■ **Material shown**
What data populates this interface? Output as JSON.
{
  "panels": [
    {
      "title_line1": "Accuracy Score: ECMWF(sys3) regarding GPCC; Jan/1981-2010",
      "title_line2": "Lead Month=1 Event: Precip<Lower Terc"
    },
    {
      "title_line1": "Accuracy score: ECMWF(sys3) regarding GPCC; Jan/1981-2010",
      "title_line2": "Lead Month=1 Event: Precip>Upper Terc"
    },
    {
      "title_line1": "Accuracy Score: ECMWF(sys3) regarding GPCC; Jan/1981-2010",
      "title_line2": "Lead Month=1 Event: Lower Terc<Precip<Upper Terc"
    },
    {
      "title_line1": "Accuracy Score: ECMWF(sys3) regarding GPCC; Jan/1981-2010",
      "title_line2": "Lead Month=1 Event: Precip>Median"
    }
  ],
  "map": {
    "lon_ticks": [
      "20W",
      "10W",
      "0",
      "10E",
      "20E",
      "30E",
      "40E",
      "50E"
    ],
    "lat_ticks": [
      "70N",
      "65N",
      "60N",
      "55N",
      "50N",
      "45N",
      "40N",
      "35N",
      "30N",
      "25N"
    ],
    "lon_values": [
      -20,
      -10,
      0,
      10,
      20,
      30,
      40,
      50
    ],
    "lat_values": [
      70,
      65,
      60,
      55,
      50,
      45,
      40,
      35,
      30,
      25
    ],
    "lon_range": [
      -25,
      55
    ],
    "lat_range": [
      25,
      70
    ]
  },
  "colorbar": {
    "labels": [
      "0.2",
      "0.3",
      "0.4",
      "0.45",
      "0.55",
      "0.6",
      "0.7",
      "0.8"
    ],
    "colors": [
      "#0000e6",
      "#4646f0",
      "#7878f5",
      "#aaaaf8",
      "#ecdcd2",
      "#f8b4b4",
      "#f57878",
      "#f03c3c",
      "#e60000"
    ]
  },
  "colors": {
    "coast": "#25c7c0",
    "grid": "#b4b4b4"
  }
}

■ **Task requirements**
Give nothing but the number of lines containing the string "Lead".

■ **Answer to this problem**
4